─── QUOTED TEXT

Post-match results are plotted to help visualize for comparison.
Optimal pair matching
As a simple example, optimal pair matching using Mahalanobis distance
is used (Ho et al. 2011; Hansen 2007).
Based on the desired bias tolerance, only log_re75
and
log_re74
are inputted into the formula.
# 1:1 optimal matching w/o replacement
m.out <- matchit(
treat ~ log_re75 + log_re74,
data = analysis_df,
method = "optimal",
distance = "mahalanobis"
)
optmatch_df <- match.data(m.out)[, c(treatment, outcome, covariates)]
Optimal weighting
Optimal weighting example is performed below, basing the weights upon
log_re75
and log_re74
(Greifer 2021). Please see documentation on
Zubizarreta (2015) for details.
# ordering for the weightit
ordered_analysis_df = analysis_df[order(analysis_df$treat, decreasing = T),]
optwt <- weightit(treat ~ log_re74 + log_re75,
data = ordered_analysis_df,
method = "optweight", estimand = "ATE",
tols = 0.005, include.obj = TRUE)
# summary(optwt)
optwt_df = ordered_analysis_df[, c(covariates, treatment, outcome)]
Post-matching/weighting assessment with post_jointVIP
object
Below are the examples showing how to plot after matching. The main
function to use is the create_post_jointVIP() function,
which takes in the original jointVIP object new_jointVIP
in
our example. The post-matched data frame need to be specified as
post_analysis_df
argument.
The functions: summary()
, print()
, and
plot()
all provide comparison between original and post
jointVIPs. Note that the post-matched data frames contain the
pair-matched individuals — for post-weighted data, an additional
processing step multiplying the weight by the original data.frame
subsetted on all the covariates.
All methods yielded satisfactory results based on desired bias tolerance.
post_optmatch_jointVIP <- create_post_jointVIP(new_jointVIP,
post_analysis_df = optmatch_df)
summary(post_optmatch_jointVIP)
#> Max absolute bias is 0.113
#> 2 variables are above the desired 0.01 absolute bias tolerance
#> 8 variables can be plotted
#>
#> Max absolute post-bias is 0.005
#> Post-measure has 0 variable(s) above the desired 0.005 absolute bias tolerance
print(post_optmatch_jointVIP)
#> bias post_bias
#> log_re75 0.113 0.005
#> log_re74 0.045 0.003
plot(post_optmatch_jointVIP,
plot_title = "Post-match jointVIP using optimal matching")
post_optwt_jointVIP = create_post_jointVIP(new_jointVIP,
post_analysis_df = optwt_df,
wts = optwt$weights)
summary(post_optwt_jointVIP)
#> Max absolute bias is 0.113
#> 2 variables are above the desired 0.01 absolute bias tolerance
#> 8 variables can be plotted
#>
#> Max absolute post-bias is 0.005
#> Post-measure has 0 variable(s) above the desired 0.005 absolute bias tolerance
print(post_optwt_jointVIP)
#> bias post_bias
#> log_re75 0.113 0.003
#> log_re74 0.045 0.003
plot(post_optwt_jointVIP,
plot_title = "Post-weighting jointVIP using optimal weighting")

──────
─── DATA SEGMENT

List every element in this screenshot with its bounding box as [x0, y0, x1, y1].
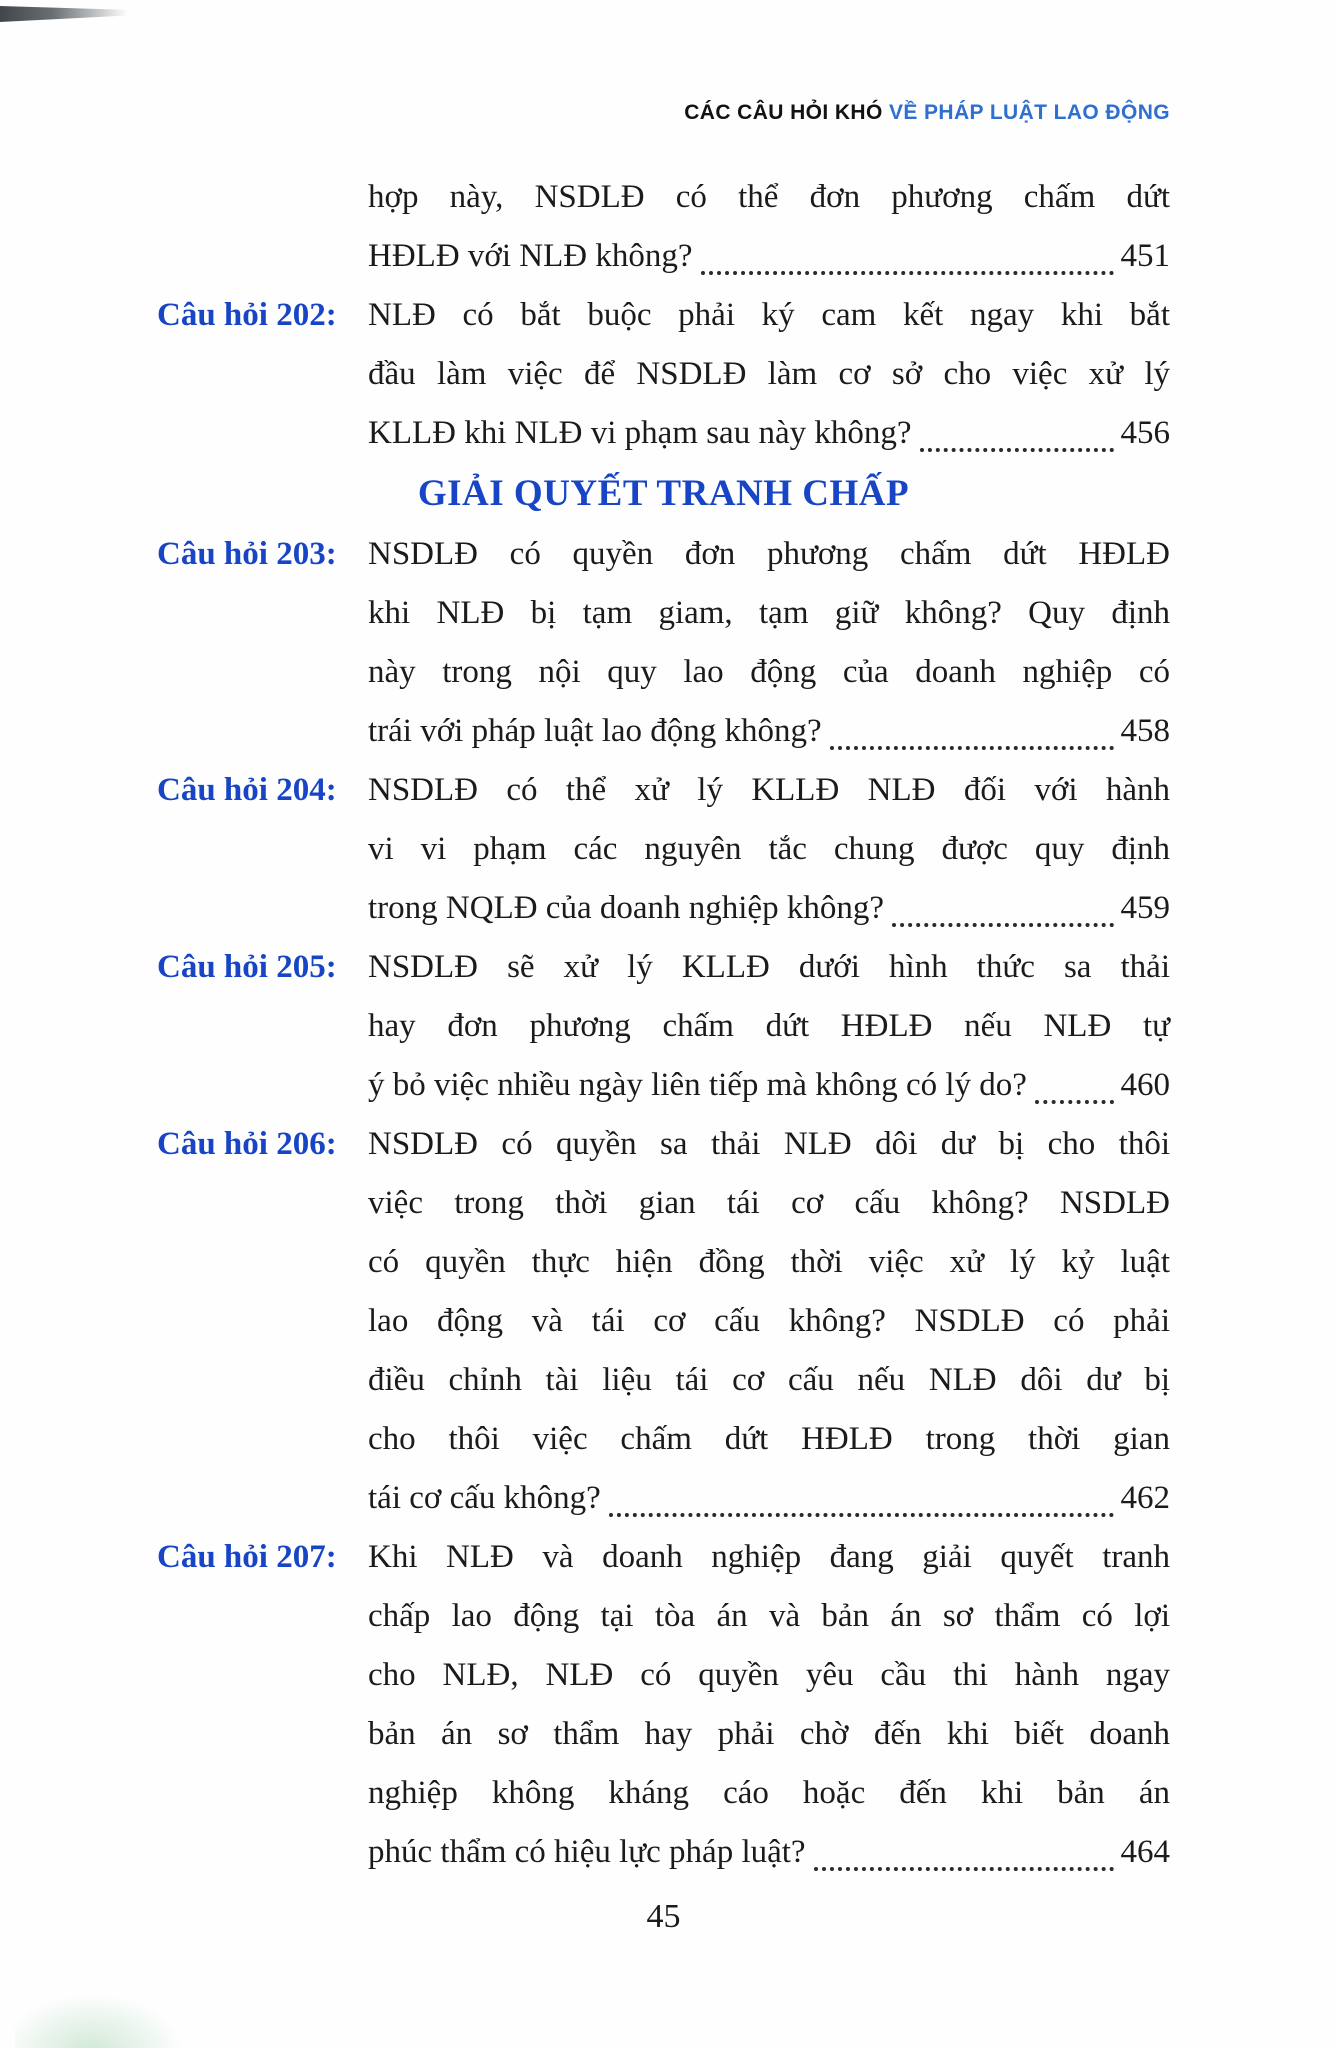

──────

• _WRITTEN REQUEST_
Reproduce the optimal matching text starting at "# 1:1 optimal" and ending at "(2015) for details.", renaming "m.out" to "match_obj" throughout. The listing plays no part here.

• _THE RESPONSE_
# 1:1 optimal matching w/o replacement
match_obj <- matchit(
treat ~ log_re75 + log_re74,
data = analysis_df,
method = "optimal",
distance = "mahalanobis"
)
optmatch_df <- match.data(match_obj)[, c(treatment, outcome, covariates)]
Optimal weighting
Optimal weighting example is performed below, basing the weights upon
log_re75
and log_re74
(Greifer 2021). Please see documentation on
Zubizarreta (2015) for details.